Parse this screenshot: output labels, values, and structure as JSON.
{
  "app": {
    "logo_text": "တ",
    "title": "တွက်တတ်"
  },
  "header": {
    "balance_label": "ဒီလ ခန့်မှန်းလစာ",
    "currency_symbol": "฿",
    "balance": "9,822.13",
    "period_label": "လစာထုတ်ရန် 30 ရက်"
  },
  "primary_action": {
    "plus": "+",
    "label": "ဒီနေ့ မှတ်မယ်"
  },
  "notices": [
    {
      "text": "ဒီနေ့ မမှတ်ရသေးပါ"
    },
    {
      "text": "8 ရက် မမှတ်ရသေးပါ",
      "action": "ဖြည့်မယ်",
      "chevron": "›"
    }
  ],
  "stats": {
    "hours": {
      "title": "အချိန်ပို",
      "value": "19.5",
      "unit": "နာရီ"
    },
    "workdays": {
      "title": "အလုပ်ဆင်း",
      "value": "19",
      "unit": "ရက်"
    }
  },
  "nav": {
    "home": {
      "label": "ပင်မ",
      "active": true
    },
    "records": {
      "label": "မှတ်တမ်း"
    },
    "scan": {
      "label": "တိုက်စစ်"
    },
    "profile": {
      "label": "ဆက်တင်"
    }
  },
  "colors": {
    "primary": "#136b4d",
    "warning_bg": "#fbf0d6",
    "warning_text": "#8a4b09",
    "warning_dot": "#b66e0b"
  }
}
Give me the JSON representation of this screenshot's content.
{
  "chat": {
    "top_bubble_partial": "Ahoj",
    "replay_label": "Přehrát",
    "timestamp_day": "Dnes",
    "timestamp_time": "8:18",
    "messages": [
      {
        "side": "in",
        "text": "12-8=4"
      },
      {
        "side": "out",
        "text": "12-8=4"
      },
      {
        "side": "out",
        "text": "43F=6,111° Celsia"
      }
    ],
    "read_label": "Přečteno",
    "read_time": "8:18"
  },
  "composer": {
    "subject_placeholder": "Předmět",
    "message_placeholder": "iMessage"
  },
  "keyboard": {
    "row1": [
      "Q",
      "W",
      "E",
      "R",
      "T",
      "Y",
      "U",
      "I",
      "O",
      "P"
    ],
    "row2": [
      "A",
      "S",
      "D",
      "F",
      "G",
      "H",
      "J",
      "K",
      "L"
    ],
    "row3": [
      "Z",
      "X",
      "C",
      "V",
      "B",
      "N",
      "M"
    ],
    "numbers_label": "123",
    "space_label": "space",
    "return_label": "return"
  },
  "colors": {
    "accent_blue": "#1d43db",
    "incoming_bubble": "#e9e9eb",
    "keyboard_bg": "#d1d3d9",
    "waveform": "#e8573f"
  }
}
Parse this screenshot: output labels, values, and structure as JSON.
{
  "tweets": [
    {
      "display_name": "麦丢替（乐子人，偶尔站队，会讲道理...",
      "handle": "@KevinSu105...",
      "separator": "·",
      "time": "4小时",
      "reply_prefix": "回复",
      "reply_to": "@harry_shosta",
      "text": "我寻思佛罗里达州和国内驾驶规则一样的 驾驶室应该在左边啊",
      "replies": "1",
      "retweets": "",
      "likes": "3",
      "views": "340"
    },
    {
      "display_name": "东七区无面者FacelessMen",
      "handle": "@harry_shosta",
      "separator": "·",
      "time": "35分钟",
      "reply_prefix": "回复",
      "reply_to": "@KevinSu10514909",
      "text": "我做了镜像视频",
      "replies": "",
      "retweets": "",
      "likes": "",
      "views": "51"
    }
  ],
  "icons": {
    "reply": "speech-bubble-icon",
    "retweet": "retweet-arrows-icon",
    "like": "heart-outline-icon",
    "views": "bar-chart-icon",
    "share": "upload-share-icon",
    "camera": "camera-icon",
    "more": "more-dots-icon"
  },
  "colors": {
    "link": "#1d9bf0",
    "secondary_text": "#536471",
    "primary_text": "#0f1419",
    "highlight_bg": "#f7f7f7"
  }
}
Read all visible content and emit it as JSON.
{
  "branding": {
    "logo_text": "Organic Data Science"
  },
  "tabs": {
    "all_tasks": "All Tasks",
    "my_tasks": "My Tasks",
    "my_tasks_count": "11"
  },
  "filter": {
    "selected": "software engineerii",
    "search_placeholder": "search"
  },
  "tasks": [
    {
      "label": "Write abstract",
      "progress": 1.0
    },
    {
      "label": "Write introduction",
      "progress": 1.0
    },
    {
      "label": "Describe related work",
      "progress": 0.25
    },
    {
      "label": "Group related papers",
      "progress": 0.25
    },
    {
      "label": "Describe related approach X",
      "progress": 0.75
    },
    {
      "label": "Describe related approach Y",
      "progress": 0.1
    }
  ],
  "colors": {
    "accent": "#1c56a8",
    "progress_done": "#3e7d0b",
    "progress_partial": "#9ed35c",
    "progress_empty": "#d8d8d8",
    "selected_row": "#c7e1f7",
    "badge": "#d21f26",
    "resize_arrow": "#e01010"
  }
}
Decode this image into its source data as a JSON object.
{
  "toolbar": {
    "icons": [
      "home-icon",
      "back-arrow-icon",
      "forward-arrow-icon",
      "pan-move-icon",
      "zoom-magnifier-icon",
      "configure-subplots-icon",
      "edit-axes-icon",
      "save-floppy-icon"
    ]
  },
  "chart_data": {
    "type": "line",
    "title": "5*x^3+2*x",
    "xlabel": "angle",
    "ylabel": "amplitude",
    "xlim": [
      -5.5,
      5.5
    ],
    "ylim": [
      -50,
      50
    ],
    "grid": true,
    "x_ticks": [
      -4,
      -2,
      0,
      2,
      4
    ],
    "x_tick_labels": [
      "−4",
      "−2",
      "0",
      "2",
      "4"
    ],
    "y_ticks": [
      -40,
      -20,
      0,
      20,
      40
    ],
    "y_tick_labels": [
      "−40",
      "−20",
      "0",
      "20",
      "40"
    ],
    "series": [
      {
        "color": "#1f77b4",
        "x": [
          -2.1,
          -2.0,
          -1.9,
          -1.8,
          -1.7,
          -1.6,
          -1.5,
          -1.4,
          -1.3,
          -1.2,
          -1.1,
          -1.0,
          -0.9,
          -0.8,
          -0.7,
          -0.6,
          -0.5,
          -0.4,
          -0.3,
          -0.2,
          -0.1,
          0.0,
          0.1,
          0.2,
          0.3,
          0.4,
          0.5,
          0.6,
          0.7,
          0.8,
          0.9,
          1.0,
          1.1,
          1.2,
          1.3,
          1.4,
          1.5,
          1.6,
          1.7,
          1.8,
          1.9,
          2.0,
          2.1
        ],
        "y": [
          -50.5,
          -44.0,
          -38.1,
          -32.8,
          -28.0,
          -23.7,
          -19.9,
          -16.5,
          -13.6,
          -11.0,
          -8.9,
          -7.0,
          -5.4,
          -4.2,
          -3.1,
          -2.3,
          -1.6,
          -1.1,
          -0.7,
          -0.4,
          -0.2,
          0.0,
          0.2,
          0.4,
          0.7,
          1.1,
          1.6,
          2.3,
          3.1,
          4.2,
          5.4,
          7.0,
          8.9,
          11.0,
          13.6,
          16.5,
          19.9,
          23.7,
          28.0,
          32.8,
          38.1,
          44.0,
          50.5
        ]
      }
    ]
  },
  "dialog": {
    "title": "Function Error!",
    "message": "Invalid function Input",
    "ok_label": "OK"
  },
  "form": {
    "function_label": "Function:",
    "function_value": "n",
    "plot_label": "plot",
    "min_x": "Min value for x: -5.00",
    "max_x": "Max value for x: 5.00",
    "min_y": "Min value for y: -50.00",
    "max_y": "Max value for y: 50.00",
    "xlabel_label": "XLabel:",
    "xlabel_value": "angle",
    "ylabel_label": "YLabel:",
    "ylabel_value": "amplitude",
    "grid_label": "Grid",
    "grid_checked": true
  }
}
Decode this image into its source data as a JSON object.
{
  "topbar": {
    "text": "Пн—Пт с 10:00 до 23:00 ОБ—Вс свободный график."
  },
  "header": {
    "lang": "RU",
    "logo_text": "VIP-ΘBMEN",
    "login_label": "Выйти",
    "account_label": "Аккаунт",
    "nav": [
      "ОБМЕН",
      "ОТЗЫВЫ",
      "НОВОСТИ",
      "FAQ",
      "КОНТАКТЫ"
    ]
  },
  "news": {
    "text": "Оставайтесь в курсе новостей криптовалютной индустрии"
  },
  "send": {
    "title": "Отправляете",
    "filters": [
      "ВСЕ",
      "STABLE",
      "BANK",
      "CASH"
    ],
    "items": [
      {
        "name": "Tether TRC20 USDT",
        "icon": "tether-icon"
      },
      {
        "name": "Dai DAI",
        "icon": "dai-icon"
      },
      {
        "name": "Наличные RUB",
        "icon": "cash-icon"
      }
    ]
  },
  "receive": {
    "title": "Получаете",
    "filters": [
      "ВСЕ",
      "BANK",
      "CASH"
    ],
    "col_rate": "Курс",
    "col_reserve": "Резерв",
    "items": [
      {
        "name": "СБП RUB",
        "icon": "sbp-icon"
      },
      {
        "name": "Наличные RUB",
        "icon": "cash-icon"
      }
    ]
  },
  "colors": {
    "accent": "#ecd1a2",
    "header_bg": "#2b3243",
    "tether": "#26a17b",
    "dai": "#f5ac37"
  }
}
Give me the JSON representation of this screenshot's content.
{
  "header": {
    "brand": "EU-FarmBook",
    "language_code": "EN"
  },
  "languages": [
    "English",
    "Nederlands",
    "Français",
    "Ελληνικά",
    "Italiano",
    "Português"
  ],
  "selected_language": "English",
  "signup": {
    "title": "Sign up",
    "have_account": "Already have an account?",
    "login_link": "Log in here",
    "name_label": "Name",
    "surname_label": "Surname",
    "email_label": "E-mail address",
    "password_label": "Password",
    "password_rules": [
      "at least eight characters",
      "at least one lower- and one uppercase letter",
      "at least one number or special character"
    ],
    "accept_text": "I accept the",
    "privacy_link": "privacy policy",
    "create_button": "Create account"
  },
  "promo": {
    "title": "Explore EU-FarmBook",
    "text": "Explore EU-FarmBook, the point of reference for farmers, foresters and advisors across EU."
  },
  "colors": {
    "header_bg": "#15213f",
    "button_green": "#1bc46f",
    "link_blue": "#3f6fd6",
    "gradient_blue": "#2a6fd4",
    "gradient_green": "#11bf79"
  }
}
---+---
**Directions for this task**. Work out how many lines above contain the word "amplitude". Give only the number.

**Reply**. 2